The same way they decide on every other kinetic action: Rules of Engagement and Rules for the Use of Force.
Also, self defense. Roughly: if someone is currently shooting you, you can generally shoot back to make them stop. I don't know of any reason that would apply with UFOs, but if the Martians attack tomorrow, self defense would be a factor.
Generally, Rules of Engagement (ROE) for United States forces are the rules around what you can and cannot do to accomplish some mission outside the USA. Wikipedia has a good summary, with an example (link). Generally for any deployment, you would have a blanket policy on ROE (like the example in the link), which supports international-law obligations and, perhaps more importantly, supports the overarching mission. I think there are weird corner cases where ROE could apply inside the US borders (like invasion, maybe?), but the good rule of thumb is that ROE is for outside the US. It is very easy to imagine that in something like Desert Storm, shooting down UFOs would be entirely at the pilot's discretion (or wing leader, or whoever has local command). In something like the Somalia Relief operation in the '90s, it would be very surprising if UFOs could be shot down.
The base instruction for this is CJCSI 3121.01, which establishes standing rules of engagement which apply whenever something more specific is not available.
Inside US borders there is a similar document, but with a different purpose. Where ROE are focused on legally and effectively achieving some operational or strategic objective, Rules for the Use of Force (RUF) focus on DoD use of force in a supporting role (like drug interdictions, where some Navy aircraft might be acting subsidiary to the Coast Guard). I am told this focus is to ensure compliance with the posse comitatus act, but I don't have any detailed insight. There is no underlying or cohesive framework for RUF, which makes it hard to provide a general answer.

- **Problem set**:
a) In the text on rules of engagement, which instruction establishes the standing rules of engagement?
b) Recast the entries from the line containing "chat-greeting[interactable]: We're Online!" through the line containing "how-it-works-button[interactable]: How it", both included, as a JSON list with one string per line.
The text and the entries are unrelated material.

- **Material for this task**:
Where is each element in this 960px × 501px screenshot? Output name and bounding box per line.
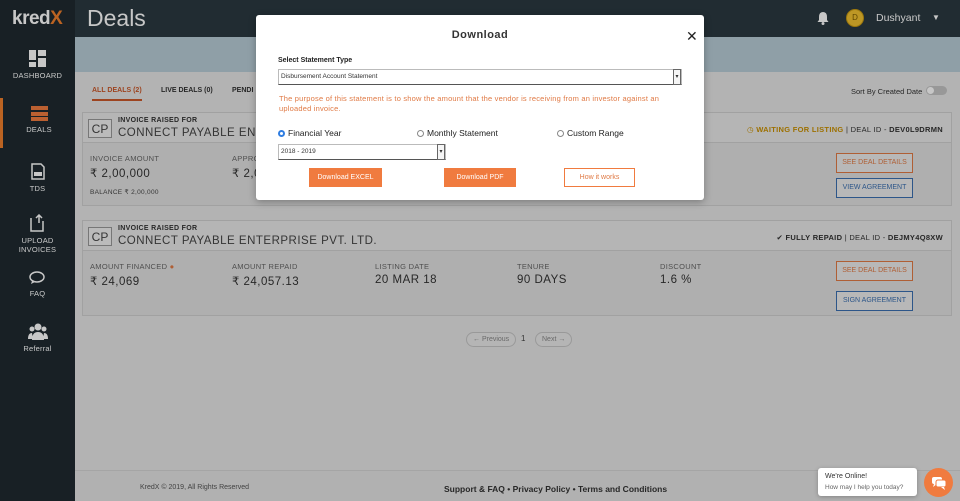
chat-greeting[interactable]: We're Online! How may I help you today? (818, 468, 917, 496)
chat-launcher-button[interactable] (924, 468, 953, 497)
radio-financial-year[interactable]: Financial Year (278, 128, 341, 138)
how-it-works-button[interactable]: How it works (564, 168, 635, 187)
financial-year-select[interactable]: 2018 - 2019 ▾ (278, 144, 446, 160)
radio-icon[interactable] (557, 130, 564, 137)
radio-monthly-statement[interactable]: Monthly Statement (417, 128, 498, 138)
radio-selected-icon[interactable] (278, 130, 285, 137)
chevron-down-icon[interactable]: ▾ (437, 144, 445, 160)
statement-type-value: Disbursement Account Statement (281, 73, 378, 80)
financial-year-value: 2018 - 2019 (281, 148, 316, 155)
statement-type-label: Select Statement Type (278, 57, 353, 64)
download-excel-button[interactable]: Download EXCEL (309, 168, 382, 187)
radio-icon[interactable] (417, 130, 424, 137)
chevron-down-icon[interactable]: ▾ (673, 69, 681, 85)
download-modal: Download ✕ Select Statement Type Disburs… (256, 15, 704, 200)
modal-title: Download (451, 29, 509, 41)
chat-bubbles-icon (932, 477, 947, 490)
statement-type-select[interactable]: Disbursement Account Statement ▾ (278, 69, 682, 85)
chat-online-text: We're Online! (825, 473, 868, 480)
chat-help-text: How may I help you today? (825, 484, 904, 491)
radio-custom-range[interactable]: Custom Range (557, 128, 624, 138)
statement-description: The purpose of this statement is to show… (279, 94, 660, 113)
download-pdf-button[interactable]: Download PDF (444, 168, 516, 187)
close-icon[interactable]: ✕ (686, 28, 698, 45)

- **Final results**:
a) CJCSI 3121.01

b)
[
  "chat-greeting[interactable]: We're Online! How may I help you today? (818, 468, 917, 496)",
  "chat-launcher-button[interactable] (924, 468, 953, 497)",
  "radio-financial-year[interactable]: Financial Year (278, 128, 341, 138)",
  "how-it-works-button[interactable]: How it works (564, 168, 635, 187)"
]